◆ **EXERCISE**
Using the records below, count the lines with "year" in them. Give the number only.

◆ **EXTRACTED INFORMATION**
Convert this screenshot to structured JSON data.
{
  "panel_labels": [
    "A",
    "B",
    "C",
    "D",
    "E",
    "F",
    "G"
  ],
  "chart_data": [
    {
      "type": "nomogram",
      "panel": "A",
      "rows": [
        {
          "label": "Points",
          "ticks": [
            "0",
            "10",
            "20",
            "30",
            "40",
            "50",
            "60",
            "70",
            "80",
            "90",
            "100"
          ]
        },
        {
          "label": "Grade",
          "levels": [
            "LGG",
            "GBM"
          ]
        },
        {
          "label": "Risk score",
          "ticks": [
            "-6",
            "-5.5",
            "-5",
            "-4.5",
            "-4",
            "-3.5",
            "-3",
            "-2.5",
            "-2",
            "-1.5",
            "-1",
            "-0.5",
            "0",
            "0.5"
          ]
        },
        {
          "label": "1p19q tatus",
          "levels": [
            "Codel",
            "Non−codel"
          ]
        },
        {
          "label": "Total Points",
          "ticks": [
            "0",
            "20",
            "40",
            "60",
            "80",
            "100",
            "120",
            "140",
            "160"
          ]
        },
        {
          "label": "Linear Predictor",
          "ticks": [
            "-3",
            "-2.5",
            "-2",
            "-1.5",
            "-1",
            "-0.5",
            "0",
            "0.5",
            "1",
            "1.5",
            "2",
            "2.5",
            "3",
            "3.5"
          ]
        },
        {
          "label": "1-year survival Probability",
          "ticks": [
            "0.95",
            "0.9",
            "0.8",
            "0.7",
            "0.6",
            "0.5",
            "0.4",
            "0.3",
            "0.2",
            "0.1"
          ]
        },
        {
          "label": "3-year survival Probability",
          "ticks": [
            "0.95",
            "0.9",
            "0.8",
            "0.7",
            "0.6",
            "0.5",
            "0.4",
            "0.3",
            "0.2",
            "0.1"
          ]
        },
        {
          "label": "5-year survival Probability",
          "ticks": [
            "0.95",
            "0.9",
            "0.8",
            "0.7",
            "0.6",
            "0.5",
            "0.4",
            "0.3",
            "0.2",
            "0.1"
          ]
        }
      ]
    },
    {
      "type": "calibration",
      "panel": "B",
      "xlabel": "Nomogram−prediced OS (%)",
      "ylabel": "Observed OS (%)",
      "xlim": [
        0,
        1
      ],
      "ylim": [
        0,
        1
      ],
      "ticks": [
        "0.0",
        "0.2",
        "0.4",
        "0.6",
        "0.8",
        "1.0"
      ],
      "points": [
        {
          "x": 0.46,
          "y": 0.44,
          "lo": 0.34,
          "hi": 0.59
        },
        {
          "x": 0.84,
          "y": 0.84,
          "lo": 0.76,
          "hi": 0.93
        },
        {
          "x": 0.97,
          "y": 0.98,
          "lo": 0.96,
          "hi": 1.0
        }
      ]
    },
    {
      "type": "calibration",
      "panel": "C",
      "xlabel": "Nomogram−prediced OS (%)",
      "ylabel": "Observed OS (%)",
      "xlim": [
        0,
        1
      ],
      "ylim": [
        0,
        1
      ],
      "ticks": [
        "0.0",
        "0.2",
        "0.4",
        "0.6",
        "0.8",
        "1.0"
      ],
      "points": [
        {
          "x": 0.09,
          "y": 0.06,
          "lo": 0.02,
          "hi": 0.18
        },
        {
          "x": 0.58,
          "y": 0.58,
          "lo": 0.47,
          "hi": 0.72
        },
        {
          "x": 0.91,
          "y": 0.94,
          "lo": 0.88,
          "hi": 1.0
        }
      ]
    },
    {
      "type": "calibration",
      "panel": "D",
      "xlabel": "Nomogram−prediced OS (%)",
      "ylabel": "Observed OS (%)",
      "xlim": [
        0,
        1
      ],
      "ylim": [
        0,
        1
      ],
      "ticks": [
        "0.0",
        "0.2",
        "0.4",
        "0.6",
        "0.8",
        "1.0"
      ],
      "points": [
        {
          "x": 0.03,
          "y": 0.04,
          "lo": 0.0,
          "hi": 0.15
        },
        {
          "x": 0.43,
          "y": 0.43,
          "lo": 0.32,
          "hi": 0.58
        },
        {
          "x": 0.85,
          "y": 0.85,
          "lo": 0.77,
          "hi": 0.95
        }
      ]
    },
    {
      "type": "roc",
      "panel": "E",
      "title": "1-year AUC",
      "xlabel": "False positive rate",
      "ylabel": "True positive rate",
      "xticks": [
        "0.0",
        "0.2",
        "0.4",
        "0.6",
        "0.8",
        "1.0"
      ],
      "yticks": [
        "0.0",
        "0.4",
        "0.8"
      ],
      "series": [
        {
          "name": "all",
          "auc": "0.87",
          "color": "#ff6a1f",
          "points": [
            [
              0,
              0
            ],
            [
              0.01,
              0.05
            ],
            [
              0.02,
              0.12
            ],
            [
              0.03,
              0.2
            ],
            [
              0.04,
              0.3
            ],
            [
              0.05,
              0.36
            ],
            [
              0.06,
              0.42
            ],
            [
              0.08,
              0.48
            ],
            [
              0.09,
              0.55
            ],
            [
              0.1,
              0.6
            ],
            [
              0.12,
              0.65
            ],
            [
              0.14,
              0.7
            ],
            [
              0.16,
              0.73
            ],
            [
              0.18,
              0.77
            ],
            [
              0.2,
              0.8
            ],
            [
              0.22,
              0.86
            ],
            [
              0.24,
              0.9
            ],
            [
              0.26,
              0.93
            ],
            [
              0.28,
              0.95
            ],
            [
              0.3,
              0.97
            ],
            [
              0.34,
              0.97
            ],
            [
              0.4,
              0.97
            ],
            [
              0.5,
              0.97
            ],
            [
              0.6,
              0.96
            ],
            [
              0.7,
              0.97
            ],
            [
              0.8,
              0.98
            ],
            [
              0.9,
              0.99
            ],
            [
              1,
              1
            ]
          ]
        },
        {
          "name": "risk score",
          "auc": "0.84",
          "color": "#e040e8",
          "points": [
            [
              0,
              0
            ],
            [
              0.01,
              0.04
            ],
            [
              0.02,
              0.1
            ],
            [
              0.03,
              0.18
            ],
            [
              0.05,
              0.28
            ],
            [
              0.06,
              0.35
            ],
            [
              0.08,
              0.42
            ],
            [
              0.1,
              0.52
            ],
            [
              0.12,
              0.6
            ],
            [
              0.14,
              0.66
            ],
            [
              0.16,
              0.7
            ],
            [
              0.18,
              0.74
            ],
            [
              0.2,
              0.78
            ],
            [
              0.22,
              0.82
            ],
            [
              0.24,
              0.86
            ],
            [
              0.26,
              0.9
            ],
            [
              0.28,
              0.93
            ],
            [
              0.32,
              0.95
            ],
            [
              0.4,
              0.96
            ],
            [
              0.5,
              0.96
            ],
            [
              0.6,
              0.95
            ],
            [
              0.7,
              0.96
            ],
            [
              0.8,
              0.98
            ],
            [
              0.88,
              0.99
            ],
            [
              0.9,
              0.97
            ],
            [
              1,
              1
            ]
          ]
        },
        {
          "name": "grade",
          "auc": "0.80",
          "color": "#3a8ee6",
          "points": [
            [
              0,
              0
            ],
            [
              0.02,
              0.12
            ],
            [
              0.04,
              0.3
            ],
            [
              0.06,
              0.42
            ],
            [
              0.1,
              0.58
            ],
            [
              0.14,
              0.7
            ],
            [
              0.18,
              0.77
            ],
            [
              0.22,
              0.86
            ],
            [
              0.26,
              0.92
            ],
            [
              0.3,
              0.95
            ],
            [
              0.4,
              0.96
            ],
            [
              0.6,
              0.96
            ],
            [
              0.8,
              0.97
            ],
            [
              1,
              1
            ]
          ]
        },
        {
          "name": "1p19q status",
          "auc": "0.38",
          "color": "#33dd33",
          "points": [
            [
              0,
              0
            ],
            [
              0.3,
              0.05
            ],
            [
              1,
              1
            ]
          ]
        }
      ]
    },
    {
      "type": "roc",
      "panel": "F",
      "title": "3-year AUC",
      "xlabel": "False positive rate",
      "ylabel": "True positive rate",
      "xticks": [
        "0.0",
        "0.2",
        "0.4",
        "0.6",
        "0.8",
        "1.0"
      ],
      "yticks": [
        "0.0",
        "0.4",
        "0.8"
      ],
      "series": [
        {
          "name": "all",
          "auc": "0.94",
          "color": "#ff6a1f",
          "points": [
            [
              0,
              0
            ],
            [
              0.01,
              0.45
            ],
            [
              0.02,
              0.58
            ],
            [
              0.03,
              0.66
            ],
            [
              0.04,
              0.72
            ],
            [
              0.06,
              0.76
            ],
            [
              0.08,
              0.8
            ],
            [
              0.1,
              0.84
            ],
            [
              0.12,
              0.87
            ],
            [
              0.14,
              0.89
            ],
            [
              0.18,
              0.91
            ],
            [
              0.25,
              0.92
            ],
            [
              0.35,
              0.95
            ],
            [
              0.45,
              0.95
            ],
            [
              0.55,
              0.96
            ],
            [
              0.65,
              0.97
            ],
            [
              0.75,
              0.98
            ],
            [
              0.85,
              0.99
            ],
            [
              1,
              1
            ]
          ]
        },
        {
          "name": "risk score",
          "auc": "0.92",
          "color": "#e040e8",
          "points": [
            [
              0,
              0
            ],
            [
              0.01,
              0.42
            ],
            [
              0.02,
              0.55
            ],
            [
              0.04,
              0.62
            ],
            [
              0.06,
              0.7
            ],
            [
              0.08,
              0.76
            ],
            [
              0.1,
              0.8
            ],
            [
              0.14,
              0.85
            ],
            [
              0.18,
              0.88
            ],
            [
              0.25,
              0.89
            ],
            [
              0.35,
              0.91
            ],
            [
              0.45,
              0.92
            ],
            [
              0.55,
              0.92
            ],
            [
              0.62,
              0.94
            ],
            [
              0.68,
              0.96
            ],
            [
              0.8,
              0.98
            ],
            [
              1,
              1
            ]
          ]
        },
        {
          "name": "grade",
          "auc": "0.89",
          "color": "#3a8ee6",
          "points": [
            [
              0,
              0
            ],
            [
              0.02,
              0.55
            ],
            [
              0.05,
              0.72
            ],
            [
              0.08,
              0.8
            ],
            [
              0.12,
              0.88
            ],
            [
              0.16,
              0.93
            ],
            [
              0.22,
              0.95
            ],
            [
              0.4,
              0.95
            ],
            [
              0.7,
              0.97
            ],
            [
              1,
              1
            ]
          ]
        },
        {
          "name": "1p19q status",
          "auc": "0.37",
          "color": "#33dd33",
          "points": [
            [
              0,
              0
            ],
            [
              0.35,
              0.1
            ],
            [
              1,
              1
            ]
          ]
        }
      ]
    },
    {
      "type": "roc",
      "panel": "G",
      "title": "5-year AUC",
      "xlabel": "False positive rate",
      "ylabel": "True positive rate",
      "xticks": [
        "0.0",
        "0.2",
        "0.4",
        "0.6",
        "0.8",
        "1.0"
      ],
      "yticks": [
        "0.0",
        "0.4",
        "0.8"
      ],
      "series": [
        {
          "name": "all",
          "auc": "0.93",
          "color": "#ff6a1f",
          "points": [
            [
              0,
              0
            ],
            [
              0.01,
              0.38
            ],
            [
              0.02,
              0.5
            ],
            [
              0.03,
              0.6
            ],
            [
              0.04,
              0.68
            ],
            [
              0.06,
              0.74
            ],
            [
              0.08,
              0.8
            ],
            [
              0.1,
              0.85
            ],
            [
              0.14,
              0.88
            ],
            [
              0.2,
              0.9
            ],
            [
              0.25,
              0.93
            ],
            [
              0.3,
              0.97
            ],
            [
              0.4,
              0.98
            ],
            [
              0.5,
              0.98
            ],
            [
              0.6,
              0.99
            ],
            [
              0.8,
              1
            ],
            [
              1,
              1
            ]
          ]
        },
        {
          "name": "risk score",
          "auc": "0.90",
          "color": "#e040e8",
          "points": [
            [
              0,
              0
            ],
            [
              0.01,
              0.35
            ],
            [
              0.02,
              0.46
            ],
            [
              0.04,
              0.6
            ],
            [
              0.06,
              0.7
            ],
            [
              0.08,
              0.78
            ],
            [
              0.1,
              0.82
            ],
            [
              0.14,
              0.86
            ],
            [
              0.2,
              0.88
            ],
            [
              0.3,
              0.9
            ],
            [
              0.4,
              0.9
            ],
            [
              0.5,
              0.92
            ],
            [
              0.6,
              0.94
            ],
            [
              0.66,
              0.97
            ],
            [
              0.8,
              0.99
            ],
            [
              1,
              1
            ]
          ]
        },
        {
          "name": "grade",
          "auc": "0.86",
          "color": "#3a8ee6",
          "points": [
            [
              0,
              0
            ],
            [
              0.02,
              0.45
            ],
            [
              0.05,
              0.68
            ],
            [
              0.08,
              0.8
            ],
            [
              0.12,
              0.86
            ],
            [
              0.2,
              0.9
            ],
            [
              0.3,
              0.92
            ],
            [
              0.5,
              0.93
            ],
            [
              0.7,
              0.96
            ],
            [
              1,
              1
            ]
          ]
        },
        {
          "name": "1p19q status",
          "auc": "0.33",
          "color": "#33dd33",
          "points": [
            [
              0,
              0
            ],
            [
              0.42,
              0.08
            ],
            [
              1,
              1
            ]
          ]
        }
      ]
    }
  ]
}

◆ **COMPLETE OUTPUT**
6